Information provided:

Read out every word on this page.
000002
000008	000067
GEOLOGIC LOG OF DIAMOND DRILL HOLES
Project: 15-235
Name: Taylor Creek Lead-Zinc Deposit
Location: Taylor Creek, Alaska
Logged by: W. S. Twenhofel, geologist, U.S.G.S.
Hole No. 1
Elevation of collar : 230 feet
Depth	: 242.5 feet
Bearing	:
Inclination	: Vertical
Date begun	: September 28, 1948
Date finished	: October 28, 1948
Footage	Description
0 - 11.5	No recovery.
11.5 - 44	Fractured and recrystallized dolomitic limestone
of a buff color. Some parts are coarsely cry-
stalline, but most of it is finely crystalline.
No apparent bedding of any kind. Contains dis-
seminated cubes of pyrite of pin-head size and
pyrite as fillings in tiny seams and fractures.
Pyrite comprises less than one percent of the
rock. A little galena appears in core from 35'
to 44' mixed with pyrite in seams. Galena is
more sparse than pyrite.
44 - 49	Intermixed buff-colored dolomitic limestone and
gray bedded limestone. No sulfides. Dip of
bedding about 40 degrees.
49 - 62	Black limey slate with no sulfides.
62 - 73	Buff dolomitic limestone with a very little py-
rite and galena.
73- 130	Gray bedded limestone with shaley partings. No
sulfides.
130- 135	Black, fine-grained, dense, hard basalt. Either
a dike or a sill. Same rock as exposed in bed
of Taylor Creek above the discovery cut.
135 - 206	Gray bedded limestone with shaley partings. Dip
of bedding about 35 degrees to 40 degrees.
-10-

Written exercise: Repeat every entry exactly, please.

Task output:
Read out every word on this page.
000002
000008	000067
GEOLOGIC LOG OF DIAMOND DRILL HOLES
Project: 15-235
Name: Taylor Creek Lead-Zinc Deposit
Location: Taylor Creek, Alaska
Logged by: W. S. Twenhofel, geologist, U.S.G.S.
Hole No. 1
Elevation of collar : 230 feet
Depth	: 242.5 feet
Bearing	:
Inclination	: Vertical
Date begun	: September 28, 1948
Date finished	: October 28, 1948
Footage	Description
0 - 11.5	No recovery.
11.5 - 44	Fractured and recrystallized dolomitic limestone
of a buff color. Some parts are coarsely cry-
stalline, but most of it is finely crystalline.
No apparent bedding of any kind. Contains dis-
seminated cubes of pyrite of pin-head size and
pyrite as fillings in tiny seams and fractures.
Pyrite comprises less than one percent of the
rock. A little galena appears in core from 35'
to 44' mixed with pyrite in seams. Galena is
more sparse than pyrite.
44 - 49	Intermixed buff-colored dolomitic limestone and
gray bedded limestone. No sulfides. Dip of
bedding about 40 degrees.
49 - 62	Black limey slate with no sulfides.
62 - 73	Buff dolomitic limestone with a very little py-
rite and galena.
73- 130	Gray bedded limestone with shaley partings. No
sulfides.
130- 135	Black, fine-grained, dense, hard basalt. Either
a dike or a sill. Same rock as exposed in bed
of Taylor Creek above the discovery cut.
135 - 206	Gray bedded limestone with shaley partings. Dip
of bedding about 35 degrees to 40 degrees.
-10-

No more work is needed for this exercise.